Task requirements: Set down the data below without change, skipping the pictures it holds.

Records provided:
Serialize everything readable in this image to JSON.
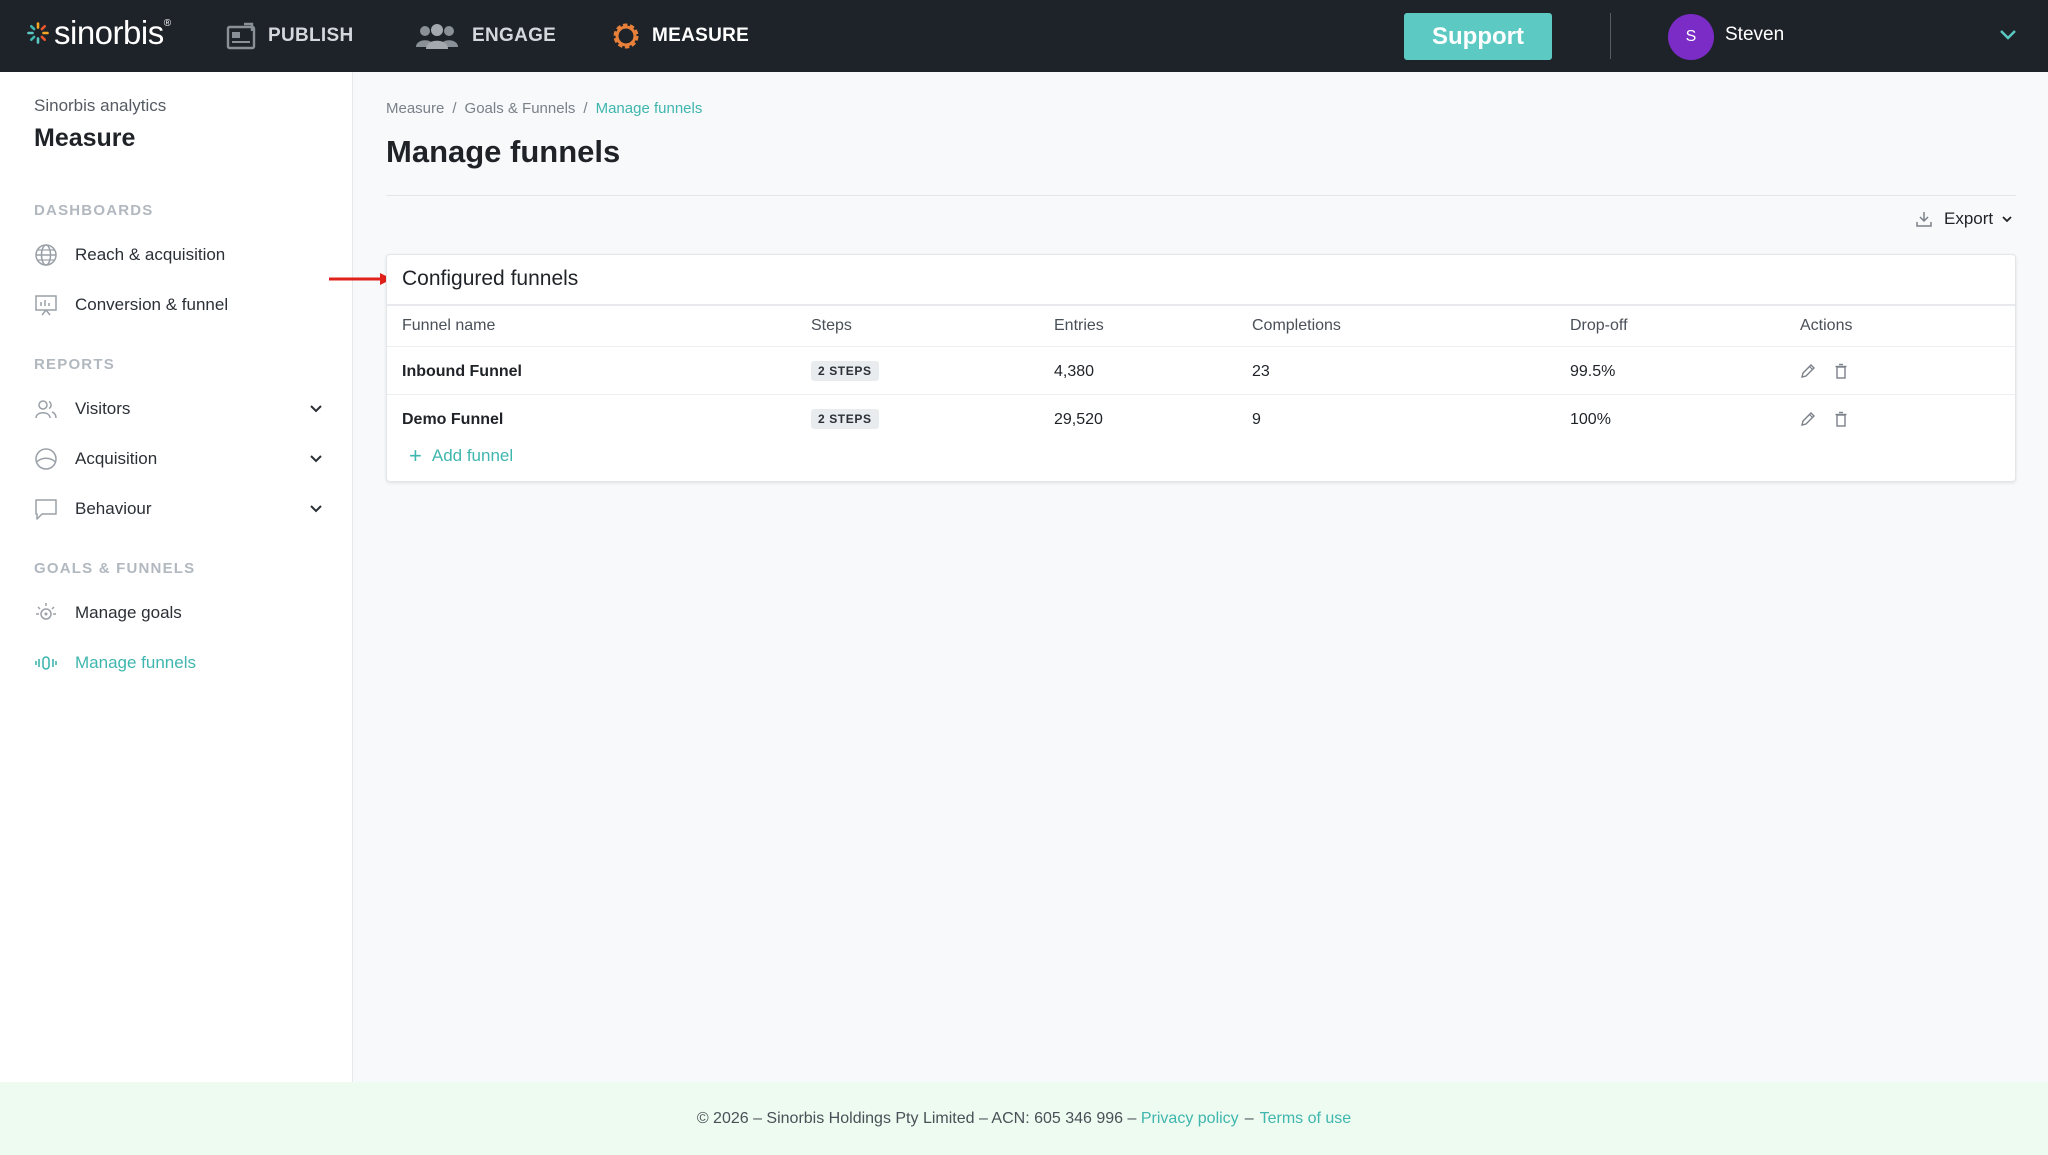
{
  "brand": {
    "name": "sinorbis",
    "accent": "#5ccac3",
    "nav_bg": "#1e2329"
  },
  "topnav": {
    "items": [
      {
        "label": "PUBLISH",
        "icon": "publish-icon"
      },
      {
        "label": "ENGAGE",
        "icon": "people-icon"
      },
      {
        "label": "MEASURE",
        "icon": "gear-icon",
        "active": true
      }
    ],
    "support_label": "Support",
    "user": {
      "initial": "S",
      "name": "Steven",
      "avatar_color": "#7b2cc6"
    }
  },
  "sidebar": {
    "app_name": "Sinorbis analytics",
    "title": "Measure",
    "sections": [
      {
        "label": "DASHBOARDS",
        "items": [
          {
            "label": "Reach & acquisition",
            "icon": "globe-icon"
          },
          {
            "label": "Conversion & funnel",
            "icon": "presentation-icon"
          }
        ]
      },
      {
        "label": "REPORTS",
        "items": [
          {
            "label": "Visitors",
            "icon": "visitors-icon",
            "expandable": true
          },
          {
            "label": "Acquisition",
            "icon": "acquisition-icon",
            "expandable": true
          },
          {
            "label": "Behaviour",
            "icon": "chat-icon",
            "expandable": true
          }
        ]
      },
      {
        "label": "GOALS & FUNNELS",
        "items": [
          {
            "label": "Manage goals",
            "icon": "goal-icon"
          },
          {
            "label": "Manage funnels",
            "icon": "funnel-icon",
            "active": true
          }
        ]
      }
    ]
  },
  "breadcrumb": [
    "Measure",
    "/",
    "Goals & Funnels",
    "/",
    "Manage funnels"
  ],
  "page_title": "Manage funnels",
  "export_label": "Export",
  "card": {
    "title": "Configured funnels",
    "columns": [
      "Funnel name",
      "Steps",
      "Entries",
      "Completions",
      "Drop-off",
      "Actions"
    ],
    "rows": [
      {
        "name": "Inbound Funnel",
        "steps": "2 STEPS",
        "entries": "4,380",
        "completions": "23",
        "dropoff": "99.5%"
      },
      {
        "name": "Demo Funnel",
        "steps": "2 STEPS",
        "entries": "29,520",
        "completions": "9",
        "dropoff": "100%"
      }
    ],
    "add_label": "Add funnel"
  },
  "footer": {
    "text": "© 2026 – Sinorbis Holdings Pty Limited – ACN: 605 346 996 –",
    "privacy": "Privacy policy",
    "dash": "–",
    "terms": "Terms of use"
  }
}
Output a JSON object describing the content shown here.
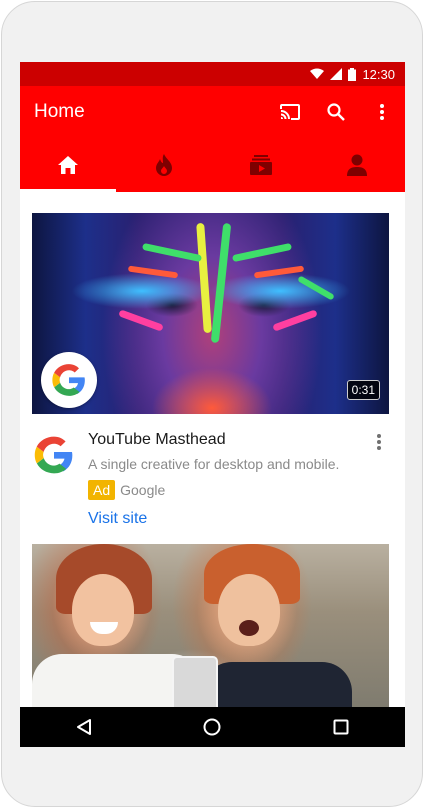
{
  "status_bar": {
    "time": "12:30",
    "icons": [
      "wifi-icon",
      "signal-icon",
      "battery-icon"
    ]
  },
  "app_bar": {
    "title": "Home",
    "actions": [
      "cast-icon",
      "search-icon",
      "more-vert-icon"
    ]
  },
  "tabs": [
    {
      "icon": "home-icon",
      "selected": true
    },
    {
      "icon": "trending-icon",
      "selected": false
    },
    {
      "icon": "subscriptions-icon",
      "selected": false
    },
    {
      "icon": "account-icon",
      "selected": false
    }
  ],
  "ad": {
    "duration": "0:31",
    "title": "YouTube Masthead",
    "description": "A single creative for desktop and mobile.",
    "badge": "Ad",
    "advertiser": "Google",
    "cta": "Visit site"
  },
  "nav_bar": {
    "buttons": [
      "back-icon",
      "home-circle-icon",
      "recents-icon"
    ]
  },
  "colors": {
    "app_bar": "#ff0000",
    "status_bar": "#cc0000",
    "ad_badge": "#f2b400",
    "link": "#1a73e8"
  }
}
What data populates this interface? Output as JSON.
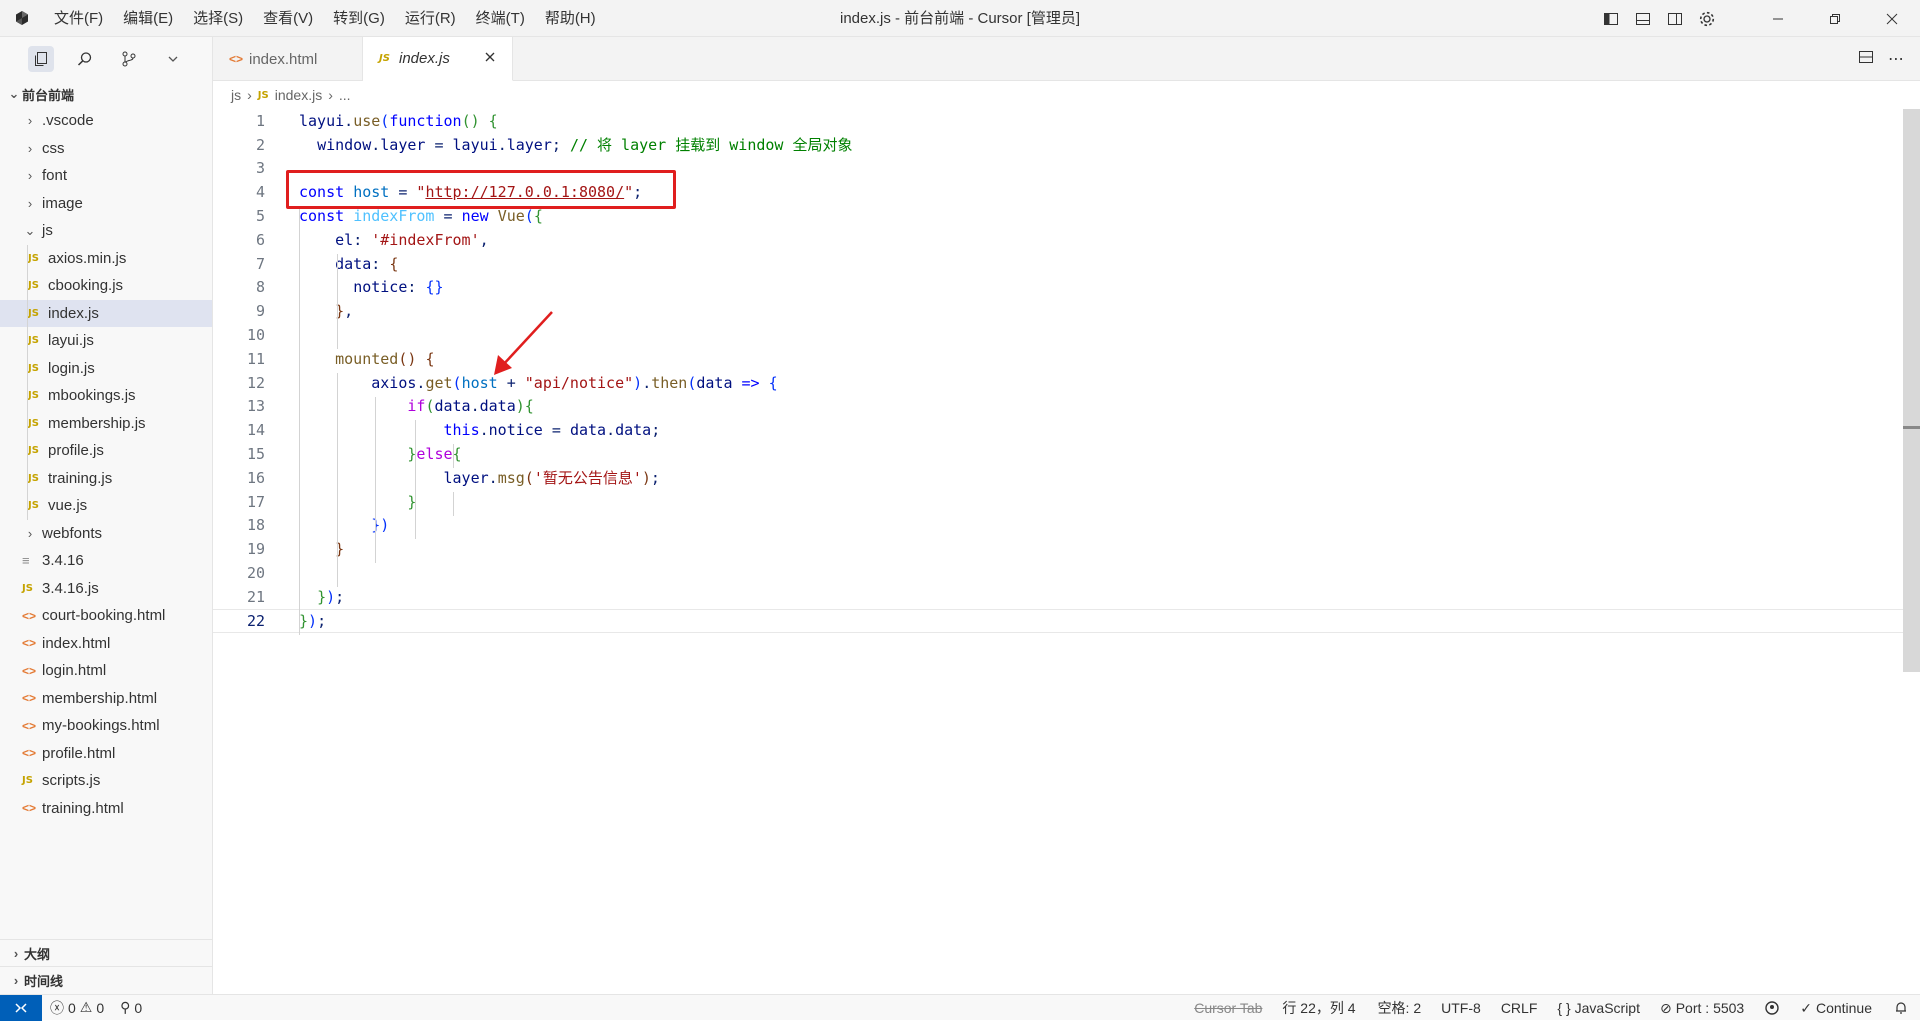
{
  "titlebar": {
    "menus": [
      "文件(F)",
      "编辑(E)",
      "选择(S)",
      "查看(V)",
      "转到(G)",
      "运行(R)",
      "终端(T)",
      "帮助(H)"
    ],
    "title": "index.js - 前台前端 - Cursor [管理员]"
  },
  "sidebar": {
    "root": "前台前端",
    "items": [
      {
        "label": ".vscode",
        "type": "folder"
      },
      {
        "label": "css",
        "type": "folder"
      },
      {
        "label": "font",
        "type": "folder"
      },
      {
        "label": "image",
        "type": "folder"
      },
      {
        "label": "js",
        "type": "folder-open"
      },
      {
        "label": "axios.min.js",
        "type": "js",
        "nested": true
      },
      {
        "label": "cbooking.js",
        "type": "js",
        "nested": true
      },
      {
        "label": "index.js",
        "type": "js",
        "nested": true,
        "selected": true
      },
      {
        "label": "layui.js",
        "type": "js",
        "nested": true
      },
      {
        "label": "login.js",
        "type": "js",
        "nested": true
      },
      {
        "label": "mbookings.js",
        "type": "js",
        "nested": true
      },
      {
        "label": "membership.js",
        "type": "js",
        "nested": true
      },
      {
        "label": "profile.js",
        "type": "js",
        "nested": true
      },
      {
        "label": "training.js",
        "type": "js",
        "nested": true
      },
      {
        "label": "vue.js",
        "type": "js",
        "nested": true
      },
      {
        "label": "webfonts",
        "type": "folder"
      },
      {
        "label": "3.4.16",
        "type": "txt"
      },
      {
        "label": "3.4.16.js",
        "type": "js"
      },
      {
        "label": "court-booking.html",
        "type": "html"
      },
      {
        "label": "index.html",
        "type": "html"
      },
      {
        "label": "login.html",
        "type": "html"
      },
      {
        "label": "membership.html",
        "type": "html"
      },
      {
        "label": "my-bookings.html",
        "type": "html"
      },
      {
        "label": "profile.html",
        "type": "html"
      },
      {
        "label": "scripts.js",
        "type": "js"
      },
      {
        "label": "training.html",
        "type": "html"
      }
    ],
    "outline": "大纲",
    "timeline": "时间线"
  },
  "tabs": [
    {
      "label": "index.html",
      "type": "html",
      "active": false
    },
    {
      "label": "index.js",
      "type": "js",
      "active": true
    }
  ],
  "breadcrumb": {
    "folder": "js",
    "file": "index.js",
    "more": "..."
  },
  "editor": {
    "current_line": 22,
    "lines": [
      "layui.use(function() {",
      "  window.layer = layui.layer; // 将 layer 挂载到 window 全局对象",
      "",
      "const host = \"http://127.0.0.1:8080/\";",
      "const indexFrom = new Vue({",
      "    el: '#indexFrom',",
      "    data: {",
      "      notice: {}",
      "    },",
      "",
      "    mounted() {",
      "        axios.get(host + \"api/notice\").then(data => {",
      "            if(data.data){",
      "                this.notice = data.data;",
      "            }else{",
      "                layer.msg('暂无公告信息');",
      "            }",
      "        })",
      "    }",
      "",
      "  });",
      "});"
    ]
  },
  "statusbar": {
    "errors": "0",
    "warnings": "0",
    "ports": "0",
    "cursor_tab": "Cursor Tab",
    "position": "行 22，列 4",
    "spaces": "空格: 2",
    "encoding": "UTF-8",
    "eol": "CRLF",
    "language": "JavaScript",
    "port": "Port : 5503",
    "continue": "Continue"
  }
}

Answer in full:
Serialize everything readable in this image to JSON.
{
  "brand": {
    "name": "sinorbis",
    "accent": "#5ccac3",
    "nav_bg": "#1e2329"
  },
  "topnav": {
    "items": [
      {
        "label": "PUBLISH",
        "icon": "publish-icon"
      },
      {
        "label": "ENGAGE",
        "icon": "people-icon"
      },
      {
        "label": "MEASURE",
        "icon": "gear-icon",
        "active": true
      }
    ],
    "support_label": "Support",
    "user": {
      "initial": "S",
      "name": "Steven",
      "avatar_color": "#7b2cc6"
    }
  },
  "sidebar": {
    "app_name": "Sinorbis analytics",
    "title": "Measure",
    "sections": [
      {
        "label": "DASHBOARDS",
        "items": [
          {
            "label": "Reach & acquisition",
            "icon": "globe-icon"
          },
          {
            "label": "Conversion & funnel",
            "icon": "presentation-icon"
          }
        ]
      },
      {
        "label": "REPORTS",
        "items": [
          {
            "label": "Visitors",
            "icon": "visitors-icon",
            "expandable": true
          },
          {
            "label": "Acquisition",
            "icon": "acquisition-icon",
            "expandable": true
          },
          {
            "label": "Behaviour",
            "icon": "chat-icon",
            "expandable": true
          }
        ]
      },
      {
        "label": "GOALS & FUNNELS",
        "items": [
          {
            "label": "Manage goals",
            "icon": "goal-icon"
          },
          {
            "label": "Manage funnels",
            "icon": "funnel-icon",
            "active": true
          }
        ]
      }
    ]
  },
  "breadcrumb": [
    "Measure",
    "/",
    "Goals & Funnels",
    "/",
    "Manage funnels"
  ],
  "page_title": "Manage funnels",
  "export_label": "Export",
  "card": {
    "title": "Configured funnels",
    "columns": [
      "Funnel name",
      "Steps",
      "Entries",
      "Completions",
      "Drop-off",
      "Actions"
    ],
    "rows": [
      {
        "name": "Inbound Funnel",
        "steps": "2 STEPS",
        "entries": "4,380",
        "completions": "23",
        "dropoff": "99.5%"
      },
      {
        "name": "Demo Funnel",
        "steps": "2 STEPS",
        "entries": "29,520",
        "completions": "9",
        "dropoff": "100%"
      }
    ],
    "add_label": "Add funnel"
  },
  "footer": {
    "text": "© 2026 – Sinorbis Holdings Pty Limited – ACN: 605 346 996 –",
    "privacy": "Privacy policy",
    "dash": "–",
    "terms": "Terms of use"
  }
}
Output a JSON object describing the content shown here.
{
  "status_bar": {
    "time": "12:30",
    "icons": [
      "wifi-icon",
      "signal-icon",
      "battery-icon"
    ]
  },
  "app_bar": {
    "title": "Home",
    "actions": [
      "cast-icon",
      "search-icon",
      "more-vert-icon"
    ]
  },
  "tabs": [
    {
      "icon": "home-icon",
      "selected": true
    },
    {
      "icon": "trending-icon",
      "selected": false
    },
    {
      "icon": "subscriptions-icon",
      "selected": false
    },
    {
      "icon": "account-icon",
      "selected": false
    }
  ],
  "ad": {
    "duration": "0:31",
    "title": "YouTube Masthead",
    "description": "A single creative for desktop and mobile.",
    "badge": "Ad",
    "advertiser": "Google",
    "cta": "Visit site"
  },
  "nav_bar": {
    "buttons": [
      "back-icon",
      "home-circle-icon",
      "recents-icon"
    ]
  },
  "colors": {
    "app_bar": "#ff0000",
    "status_bar": "#cc0000",
    "ad_badge": "#f2b400",
    "link": "#1a73e8"
  }
}
What data populates this interface? Output as JSON.
{
  "titlebar": {
    "menus": [
      "文件(F)",
      "编辑(E)",
      "选择(S)",
      "查看(V)",
      "转到(G)",
      "运行(R)",
      "终端(T)",
      "帮助(H)"
    ],
    "title": "index.js - 前台前端 - Cursor [管理员]"
  },
  "sidebar": {
    "root": "前台前端",
    "items": [
      {
        "label": ".vscode",
        "type": "folder"
      },
      {
        "label": "css",
        "type": "folder"
      },
      {
        "label": "font",
        "type": "folder"
      },
      {
        "label": "image",
        "type": "folder"
      },
      {
        "label": "js",
        "type": "folder-open"
      },
      {
        "label": "axios.min.js",
        "type": "js",
        "nested": true
      },
      {
        "label": "cbooking.js",
        "type": "js",
        "nested": true
      },
      {
        "label": "index.js",
        "type": "js",
        "nested": true,
        "selected": true
      },
      {
        "label": "layui.js",
        "type": "js",
        "nested": true
      },
      {
        "label": "login.js",
        "type": "js",
        "nested": true
      },
      {
        "label": "mbookings.js",
        "type": "js",
        "nested": true
      },
      {
        "label": "membership.js",
        "type": "js",
        "nested": true
      },
      {
        "label": "profile.js",
        "type": "js",
        "nested": true
      },
      {
        "label": "training.js",
        "type": "js",
        "nested": true
      },
      {
        "label": "vue.js",
        "type": "js",
        "nested": true
      },
      {
        "label": "webfonts",
        "type": "folder"
      },
      {
        "label": "3.4.16",
        "type": "txt"
      },
      {
        "label": "3.4.16.js",
        "type": "js"
      },
      {
        "label": "court-booking.html",
        "type": "html"
      },
      {
        "label": "index.html",
        "type": "html"
      },
      {
        "label": "login.html",
        "type": "html"
      },
      {
        "label": "membership.html",
        "type": "html"
      },
      {
        "label": "my-bookings.html",
        "type": "html"
      },
      {
        "label": "profile.html",
        "type": "html"
      },
      {
        "label": "scripts.js",
        "type": "js"
      },
      {
        "label": "training.html",
        "type": "html"
      }
    ],
    "outline": "大纲",
    "timeline": "时间线"
  },
  "tabs": [
    {
      "label": "index.html",
      "type": "html",
      "active": false
    },
    {
      "label": "index.js",
      "type": "js",
      "active": true
    }
  ],
  "breadcrumb": {
    "folder": "js",
    "file": "index.js",
    "more": "..."
  },
  "editor": {
    "current_line": 22,
    "lines": [
      "layui.use(function() {",
      "  window.layer = layui.layer; // 将 layer 挂载到 window 全局对象",
      "",
      "const host = \"http://127.0.0.1:8080/\";",
      "const indexFrom = new Vue({",
      "    el: '#indexFrom',",
      "    data: {",
      "      notice: {}",
      "    },",
      "",
      "    mounted() {",
      "        axios.get(host + \"api/notice\").then(data => {",
      "            if(data.data){",
      "                this.notice = data.data;",
      "            }else{",
      "                layer.msg('暂无公告信息');",
      "            }",
      "        })",
      "    }",
      "",
      "  });",
      "});"
    ]
  },
  "statusbar": {
    "errors": "0",
    "warnings": "0",
    "ports": "0",
    "cursor_tab": "Cursor Tab",
    "position": "行 22，列 4",
    "spaces": "空格: 2",
    "encoding": "UTF-8",
    "eol": "CRLF",
    "language": "JavaScript",
    "port": "Port : 5503",
    "continue": "Continue"
  }
}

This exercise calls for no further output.